- **The request**: Could you print every line of the records below word for word, leaving the pictures out?

***** Dataset records

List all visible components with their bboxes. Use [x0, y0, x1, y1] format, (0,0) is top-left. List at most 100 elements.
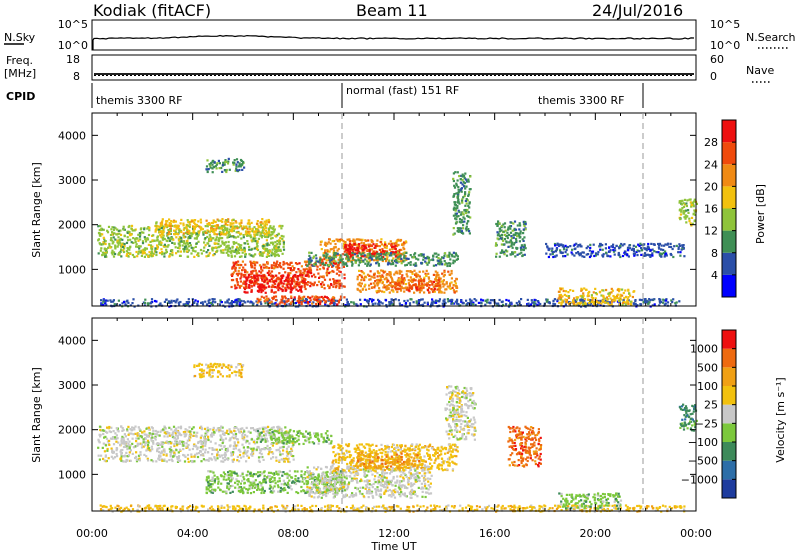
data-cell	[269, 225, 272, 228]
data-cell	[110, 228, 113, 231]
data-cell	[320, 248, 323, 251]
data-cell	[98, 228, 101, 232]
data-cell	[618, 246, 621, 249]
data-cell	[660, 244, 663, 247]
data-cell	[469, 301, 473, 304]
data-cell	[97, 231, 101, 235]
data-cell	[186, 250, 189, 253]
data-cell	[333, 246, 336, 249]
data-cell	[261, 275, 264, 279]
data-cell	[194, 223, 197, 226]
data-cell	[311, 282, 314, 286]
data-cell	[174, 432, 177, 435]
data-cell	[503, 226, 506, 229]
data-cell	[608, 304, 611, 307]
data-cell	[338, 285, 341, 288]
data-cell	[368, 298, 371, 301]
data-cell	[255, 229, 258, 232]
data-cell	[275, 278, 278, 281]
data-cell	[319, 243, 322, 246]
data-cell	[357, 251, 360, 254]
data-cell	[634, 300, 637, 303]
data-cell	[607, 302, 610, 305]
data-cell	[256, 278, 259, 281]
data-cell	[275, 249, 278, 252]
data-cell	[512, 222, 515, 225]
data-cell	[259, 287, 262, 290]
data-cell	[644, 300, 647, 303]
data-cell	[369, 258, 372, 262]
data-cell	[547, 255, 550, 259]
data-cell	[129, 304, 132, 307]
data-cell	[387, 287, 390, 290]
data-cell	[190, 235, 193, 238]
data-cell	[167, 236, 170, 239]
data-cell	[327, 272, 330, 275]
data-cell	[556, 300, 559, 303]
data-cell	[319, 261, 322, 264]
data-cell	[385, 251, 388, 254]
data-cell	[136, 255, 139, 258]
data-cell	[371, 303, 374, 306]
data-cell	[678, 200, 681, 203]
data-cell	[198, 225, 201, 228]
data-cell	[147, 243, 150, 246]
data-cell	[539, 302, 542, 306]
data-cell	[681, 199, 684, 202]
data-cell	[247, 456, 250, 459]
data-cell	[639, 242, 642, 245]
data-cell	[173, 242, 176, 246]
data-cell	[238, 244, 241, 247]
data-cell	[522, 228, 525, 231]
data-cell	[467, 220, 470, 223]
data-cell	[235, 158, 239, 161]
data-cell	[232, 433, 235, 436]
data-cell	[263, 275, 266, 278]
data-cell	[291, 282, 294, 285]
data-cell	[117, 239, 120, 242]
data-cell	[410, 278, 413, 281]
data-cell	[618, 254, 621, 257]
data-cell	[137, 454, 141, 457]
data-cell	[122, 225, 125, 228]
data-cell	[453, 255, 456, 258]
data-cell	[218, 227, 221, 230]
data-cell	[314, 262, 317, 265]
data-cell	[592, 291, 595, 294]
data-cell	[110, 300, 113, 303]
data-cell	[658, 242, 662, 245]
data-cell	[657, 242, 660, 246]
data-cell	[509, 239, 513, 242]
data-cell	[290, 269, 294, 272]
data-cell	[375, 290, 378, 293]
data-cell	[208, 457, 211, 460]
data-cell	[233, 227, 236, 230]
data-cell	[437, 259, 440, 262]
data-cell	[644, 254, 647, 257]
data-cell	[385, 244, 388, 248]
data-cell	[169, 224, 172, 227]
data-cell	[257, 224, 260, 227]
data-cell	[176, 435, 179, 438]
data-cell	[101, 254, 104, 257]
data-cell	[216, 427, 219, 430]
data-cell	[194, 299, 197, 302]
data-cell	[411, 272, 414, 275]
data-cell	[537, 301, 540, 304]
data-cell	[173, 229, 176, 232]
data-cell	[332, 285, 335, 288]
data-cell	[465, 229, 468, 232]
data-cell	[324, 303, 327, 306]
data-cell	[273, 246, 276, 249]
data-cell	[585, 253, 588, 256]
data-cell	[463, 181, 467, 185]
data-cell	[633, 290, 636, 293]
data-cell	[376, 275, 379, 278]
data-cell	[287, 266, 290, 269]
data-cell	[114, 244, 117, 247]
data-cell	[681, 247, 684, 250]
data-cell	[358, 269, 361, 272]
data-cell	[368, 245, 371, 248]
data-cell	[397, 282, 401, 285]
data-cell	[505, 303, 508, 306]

**********

- **Solution to this problem**:
List all visible components with their bboxes. Use [x0, y0, x1, y1] format, (0,0) is top-left. List at most 100 elements.
data-cell	[269, 225, 272, 228]
data-cell	[110, 228, 113, 231]
data-cell	[320, 248, 323, 251]
data-cell	[98, 228, 101, 232]
data-cell	[618, 246, 621, 249]
data-cell	[660, 244, 663, 247]
data-cell	[469, 301, 473, 304]
data-cell	[97, 231, 101, 235]
data-cell	[186, 250, 189, 253]
data-cell	[333, 246, 336, 249]
data-cell	[261, 275, 264, 279]
data-cell	[194, 223, 197, 226]
data-cell	[311, 282, 314, 286]
data-cell	[174, 432, 177, 435]
data-cell	[503, 226, 506, 229]
data-cell	[608, 304, 611, 307]
data-cell	[338, 285, 341, 288]
data-cell	[368, 298, 371, 301]
data-cell	[255, 229, 258, 232]
data-cell	[275, 278, 278, 281]
data-cell	[319, 243, 322, 246]
data-cell	[357, 251, 360, 254]
data-cell	[634, 300, 637, 303]
data-cell	[607, 302, 610, 305]
data-cell	[256, 278, 259, 281]
data-cell	[275, 249, 278, 252]
data-cell	[512, 222, 515, 225]
data-cell	[259, 287, 262, 290]
data-cell	[644, 300, 647, 303]
data-cell	[369, 258, 372, 262]
data-cell	[547, 255, 550, 259]
data-cell	[129, 304, 132, 307]
data-cell	[387, 287, 390, 290]
data-cell	[190, 235, 193, 238]
data-cell	[167, 236, 170, 239]
data-cell	[327, 272, 330, 275]
data-cell	[556, 300, 559, 303]
data-cell	[319, 261, 322, 264]
data-cell	[385, 251, 388, 254]
data-cell	[136, 255, 139, 258]
data-cell	[371, 303, 374, 306]
data-cell	[678, 200, 681, 203]
data-cell	[198, 225, 201, 228]
data-cell	[147, 243, 150, 246]
data-cell	[539, 302, 542, 306]
data-cell	[681, 199, 684, 202]
data-cell	[247, 456, 250, 459]
data-cell	[639, 242, 642, 245]
data-cell	[173, 242, 176, 246]
data-cell	[238, 244, 241, 247]
data-cell	[522, 228, 525, 231]
data-cell	[467, 220, 470, 223]
data-cell	[235, 158, 239, 161]
data-cell	[232, 433, 235, 436]
data-cell	[263, 275, 266, 278]
data-cell	[291, 282, 294, 285]
data-cell	[117, 239, 120, 242]
data-cell	[410, 278, 413, 281]
data-cell	[618, 254, 621, 257]
data-cell	[137, 454, 141, 457]
data-cell	[122, 225, 125, 228]
data-cell	[453, 255, 456, 258]
data-cell	[218, 227, 221, 230]
data-cell	[314, 262, 317, 265]
data-cell	[592, 291, 595, 294]
data-cell	[110, 300, 113, 303]
data-cell	[658, 242, 662, 245]
data-cell	[657, 242, 660, 246]
data-cell	[509, 239, 513, 242]
data-cell	[290, 269, 294, 272]
data-cell	[375, 290, 378, 293]
data-cell	[208, 457, 211, 460]
data-cell	[233, 227, 236, 230]
data-cell	[437, 259, 440, 262]
data-cell	[644, 254, 647, 257]
data-cell	[385, 244, 388, 248]
data-cell	[169, 224, 172, 227]
data-cell	[257, 224, 260, 227]
data-cell	[176, 435, 179, 438]
data-cell	[101, 254, 104, 257]
data-cell	[216, 427, 219, 430]
data-cell	[194, 299, 197, 302]
data-cell	[411, 272, 414, 275]
data-cell	[537, 301, 540, 304]
data-cell	[173, 229, 176, 232]
data-cell	[332, 285, 335, 288]
data-cell	[465, 229, 468, 232]
data-cell	[324, 303, 327, 306]
data-cell	[273, 246, 276, 249]
data-cell	[585, 253, 588, 256]
data-cell	[463, 181, 467, 185]
data-cell	[633, 290, 636, 293]
data-cell	[376, 275, 379, 278]
data-cell	[287, 266, 290, 269]
data-cell	[114, 244, 117, 247]
data-cell	[681, 247, 684, 250]
data-cell	[358, 269, 361, 272]
data-cell	[368, 245, 371, 248]
data-cell	[397, 282, 401, 285]
data-cell	[505, 303, 508, 306]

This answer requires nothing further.